■ Written instruction ■
Go through the entries below and copy each line containing the word "سنين".

[begin Entries provided]

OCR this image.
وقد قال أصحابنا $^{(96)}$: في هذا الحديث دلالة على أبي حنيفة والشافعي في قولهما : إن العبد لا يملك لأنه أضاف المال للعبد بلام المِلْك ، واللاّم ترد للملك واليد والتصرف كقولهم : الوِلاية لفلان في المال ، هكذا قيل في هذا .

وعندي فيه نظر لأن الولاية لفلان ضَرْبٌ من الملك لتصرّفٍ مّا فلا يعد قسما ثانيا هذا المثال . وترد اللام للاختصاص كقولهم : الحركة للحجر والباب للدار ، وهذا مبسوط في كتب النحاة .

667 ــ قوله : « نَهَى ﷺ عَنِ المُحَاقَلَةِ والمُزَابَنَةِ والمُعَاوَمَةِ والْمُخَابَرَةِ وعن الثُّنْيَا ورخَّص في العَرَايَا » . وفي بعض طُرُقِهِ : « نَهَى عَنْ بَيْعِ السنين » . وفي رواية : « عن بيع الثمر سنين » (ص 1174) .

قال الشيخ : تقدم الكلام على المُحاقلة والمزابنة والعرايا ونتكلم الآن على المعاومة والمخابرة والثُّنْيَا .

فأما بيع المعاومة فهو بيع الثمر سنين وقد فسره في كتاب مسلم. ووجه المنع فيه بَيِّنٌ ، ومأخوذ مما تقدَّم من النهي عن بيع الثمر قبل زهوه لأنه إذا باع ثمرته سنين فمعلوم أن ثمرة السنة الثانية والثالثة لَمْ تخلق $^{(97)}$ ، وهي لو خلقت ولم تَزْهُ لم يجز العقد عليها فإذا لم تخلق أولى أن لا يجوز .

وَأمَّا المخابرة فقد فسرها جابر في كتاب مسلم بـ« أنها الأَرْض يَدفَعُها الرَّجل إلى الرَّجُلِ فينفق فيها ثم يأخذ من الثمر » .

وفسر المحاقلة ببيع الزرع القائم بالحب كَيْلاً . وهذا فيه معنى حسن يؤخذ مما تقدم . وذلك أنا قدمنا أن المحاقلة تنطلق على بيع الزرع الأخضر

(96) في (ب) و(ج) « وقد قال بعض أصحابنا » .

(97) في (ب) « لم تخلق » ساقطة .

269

[end Entries provided]

■ Answer below ■
667 ــ قوله : « نَهَى ﷺ عَنِ المُحَاقَلَةِ والمُزَابَنَةِ والمُعَاوَمَةِ والْمُخَابَرَةِ وعن الثُّنْيَا ورخَّص في العَرَايَا » . وفي بعض طُرُقِهِ : « نَهَى عَنْ بَيْعِ السنين » . وفي رواية : « عن بيع الثمر سنين » (ص 1174) .
فأما بيع المعاومة فهو بيع الثمر سنين وقد فسره في كتاب مسلم. ووجه المنع فيه بَيِّنٌ ، ومأخوذ مما تقدَّم من النهي عن بيع الثمر قبل زهوه لأنه إذا باع ثمرته سنين فمعلوم أن ثمرة السنة الثانية والثالثة لَمْ تخلق $^{(97)}$ ، وهي لو خلقت ولم تَزْهُ لم يجز العقد عليها فإذا لم تخلق أولى أن لا يجوز .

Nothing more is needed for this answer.